THINGS TO DO:
A) According to the review, at what venue was the show performed?
B) Return every line of the rows that contains the string "settings".

PASSAGE TO READ:
_ _ _ _ _
Jane Austen is Dead… See you at the wake

 Jane Austen is Dead is a one woman show performed by Mel Dodge who plays a bar owner called Sophie, and See You at the Wake explores homelessness.

  MELBOURNE FRINGE FESTIVAL 2011 Presented by: Black Duck Collective  Venue: Gertrudes Brown Couch, Fitzroy Sunday 2 October, 2011 Jane Austen is Dead... see you at the wakeJane Austen is Dead is a one woman show performed by Mel Dodge who plays a bar owner called Sophie. Throughout the piece, Sophie mulls over her love life in relation to the men in Jane Austen’s novels. Dodge also plays other characters from the bar and from Sophie’s life. The clarity between each of her characters, their physical and vocal differences and her comedic timing were absolute highlights. This was particularly evident in the montage of men she ‘video dated’, (including the Bendigo farmer who enjoyed war re-enactments).
What I enjoyed about this piece was that it tackled some tough love topics with endearing literary references to boot. Although Dodge portrayed a strong female character and the show dealt with an interesting theme, it did seem (from a writer’s perspective) that things were explained rather than creatively demonstrated; for example “Hi, I’m Sophie and this is my bar”. The bar location and props seemed superfluous. The theme of 21st century love in relation to Jane Austen’s books and life is interesting enough on it’s own. (I also didn’t believe the incredibly drunk bride explaining the “Seven steps” with mental clarity)…
It felt as though Dodge was playing to a much larger space as her overt physicality was at times too much for such an intimate room. While at times Dodge lacked vulnerability as Sophie, she was expressive, clean and committed to her performance.
_ _ _ _ _
MATERIAL TO PROCESS:
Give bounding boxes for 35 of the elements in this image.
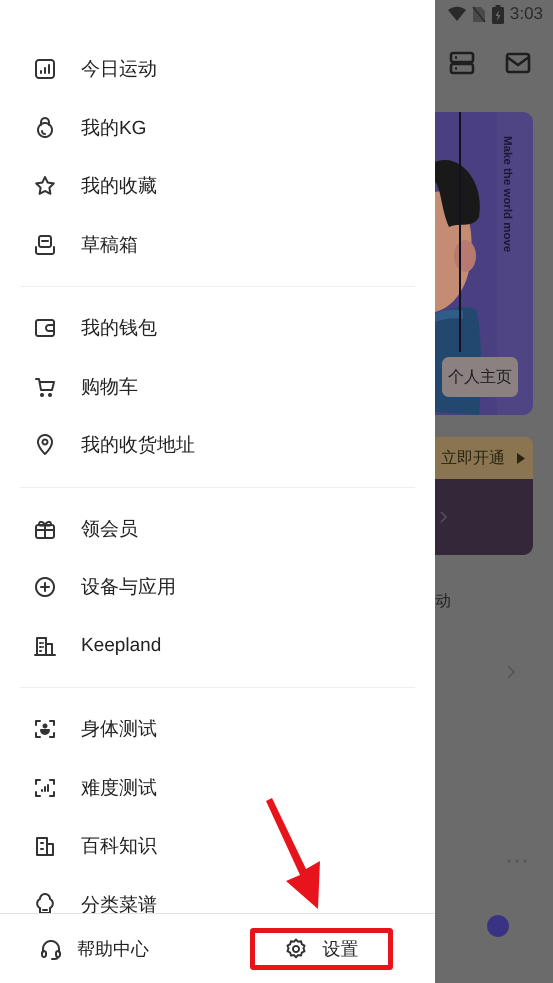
slogan: Make the world move [501,136,513,252]
play-icon [517,452,525,464]
menu-item[interactable]: 今日运动 [0,40,435,98]
battery-icon [492,4,504,24]
menu-item[interactable]: 我的KG [0,98,435,157]
device-icon[interactable] [449,51,475,75]
no-sim-icon [472,6,486,22]
status-time: 3:03 [510,4,543,24]
section-title: 动 [435,592,452,612]
chef-hat-icon [33,892,57,913]
menu-item[interactable]: 我的收藏 [0,157,435,216]
tray-icon [33,232,57,257]
help-button[interactable]: 帮助中心 [22,928,166,970]
menu-item[interactable]: 百科知识 [0,817,435,876]
menu-item[interactable]: 购物车 [0,358,435,416]
nav-icon[interactable] [487,915,509,937]
menu-item[interactable]: 领会员 [0,500,435,558]
activate-link[interactable]: 立即开通 [441,448,505,468]
profile-button[interactable]: 个人主页 [442,357,518,397]
book-icon [33,834,57,858]
menu-item[interactable]: 设备与应用 [0,558,435,616]
menu-item[interactable]: Keepland [0,616,435,675]
mail-icon[interactable] [505,52,531,74]
menu-item[interactable]: 难度测试 [0,758,435,817]
settings-button[interactable]: 设置 [250,928,393,970]
menu-item[interactable]: 我的收货地址 [0,416,435,474]
menu-item[interactable]: 我的钱包 [0,299,435,358]
menu-item[interactable]: 身体测试 [0,700,435,758]
settings-icon [284,936,308,960]
menu-item[interactable]: 草稿箱 [0,216,435,274]
chart-icon [33,57,57,82]
plus-circle-icon [33,575,57,600]
chevron-icon [440,511,448,523]
menu-item[interactable]: 分类菜谱 [0,876,435,913]
wifi-icon [448,6,466,22]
_ _ _ _ _
PER-TASK ANSWERS:
A) Gertrudes Brown Couch, Fitzroy.

B)
settings-button[interactable]: 设置 [250,928,393,970]
settings-icon [284,936,308,960]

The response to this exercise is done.